** START **
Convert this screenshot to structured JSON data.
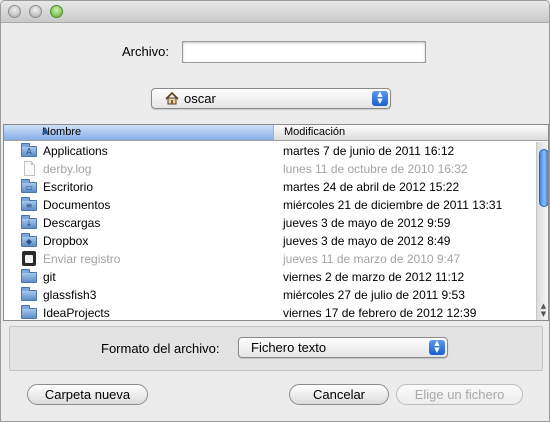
{
  "archivo": {
    "label": "Archivo:",
    "value": ""
  },
  "location": {
    "value": "oscar",
    "icon": "home-icon"
  },
  "table": {
    "col_name": "Nombre",
    "col_modified": "Modificación",
    "sorted_by": "Nombre",
    "rows": [
      {
        "name": "Applications",
        "modified": "martes 7 de junio de 2011 16:12",
        "icon": "folder-icon",
        "dim": false
      },
      {
        "name": "derby.log",
        "modified": "lunes 11 de octubre de 2010 16:32",
        "icon": "document-icon",
        "dim": true
      },
      {
        "name": "Escritorio",
        "modified": "martes 24 de abril de 2012 15:22",
        "icon": "folder-icon",
        "dim": false
      },
      {
        "name": "Documentos",
        "modified": "miércoles 21 de diciembre de 2011 13:31",
        "icon": "folder-icon",
        "dim": false
      },
      {
        "name": "Descargas",
        "modified": "jueves 3 de mayo de 2012 9:59",
        "icon": "folder-icon",
        "dim": false
      },
      {
        "name": "Dropbox",
        "modified": "jueves 3 de mayo de 2012 8:49",
        "icon": "folder-icon",
        "dim": false
      },
      {
        "name": "Enviar registro",
        "modified": "jueves 11 de marzo de 2010 9:47",
        "icon": "app-icon",
        "dim": true
      },
      {
        "name": "git",
        "modified": "viernes 2 de marzo de 2012 11:12",
        "icon": "folder-icon",
        "dim": false
      },
      {
        "name": "glassfish3",
        "modified": "miércoles 27 de julio de 2011 9:53",
        "icon": "folder-icon",
        "dim": false
      },
      {
        "name": "IdeaProjects",
        "modified": "viernes 17 de febrero de 2012 12:39",
        "icon": "folder-icon",
        "dim": false
      }
    ]
  },
  "format": {
    "label": "Formato del archivo:",
    "value": "Fichero texto"
  },
  "buttons": {
    "new_folder": "Carpeta nueva",
    "cancel": "Cancelar",
    "choose": "Elige un fichero"
  },
  "colors": {
    "selection_blue": "#1a5fcc",
    "header_blue": "#86aee6"
  }
}
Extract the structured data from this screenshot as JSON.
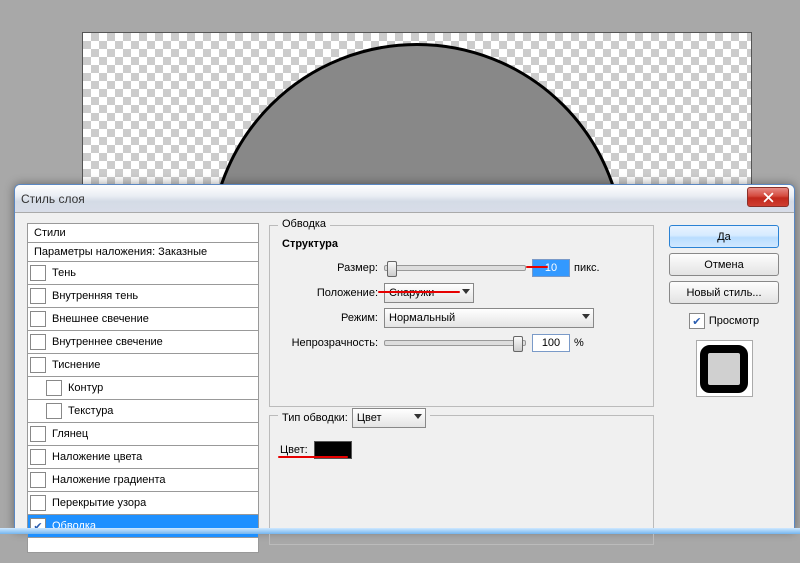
{
  "dialog": {
    "title": "Стиль слоя"
  },
  "sidebar": {
    "header": "Стили",
    "subheader": "Параметры наложения: Заказные",
    "items": [
      {
        "label": "Тень",
        "checked": false,
        "indent": false
      },
      {
        "label": "Внутренняя тень",
        "checked": false,
        "indent": false
      },
      {
        "label": "Внешнее свечение",
        "checked": false,
        "indent": false
      },
      {
        "label": "Внутреннее свечение",
        "checked": false,
        "indent": false
      },
      {
        "label": "Тиснение",
        "checked": false,
        "indent": false
      },
      {
        "label": "Контур",
        "checked": false,
        "indent": true
      },
      {
        "label": "Текстура",
        "checked": false,
        "indent": true
      },
      {
        "label": "Глянец",
        "checked": false,
        "indent": false
      },
      {
        "label": "Наложение цвета",
        "checked": false,
        "indent": false
      },
      {
        "label": "Наложение градиента",
        "checked": false,
        "indent": false
      },
      {
        "label": "Перекрытие узора",
        "checked": false,
        "indent": false
      },
      {
        "label": "Обводка",
        "checked": true,
        "indent": false,
        "selected": true
      }
    ]
  },
  "panel": {
    "title": "Обводка",
    "structure_label": "Структура",
    "size_label": "Размер:",
    "size_value": "10",
    "size_unit": "пикс.",
    "position_label": "Положение:",
    "position_value": "Снаружи",
    "mode_label": "Режим:",
    "mode_value": "Нормальный",
    "opacity_label": "Непрозрачность:",
    "opacity_value": "100",
    "opacity_unit": "%",
    "stroketype_label": "Тип обводки:",
    "stroketype_value": "Цвет",
    "color_label": "Цвет:",
    "color_value": "#000000"
  },
  "buttons": {
    "ok": "Да",
    "cancel": "Отмена",
    "new_style": "Новый стиль...",
    "preview": "Просмотр"
  }
}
** END **
Requirements = From the data, pick out every line that includes "jueves".

The result =
        "modified": "jueves 3 de mayo de 2012 9:59",
        "modified": "jueves 3 de mayo de 2012 8:49",
        "modified": "jueves 11 de marzo de 2010 9:47",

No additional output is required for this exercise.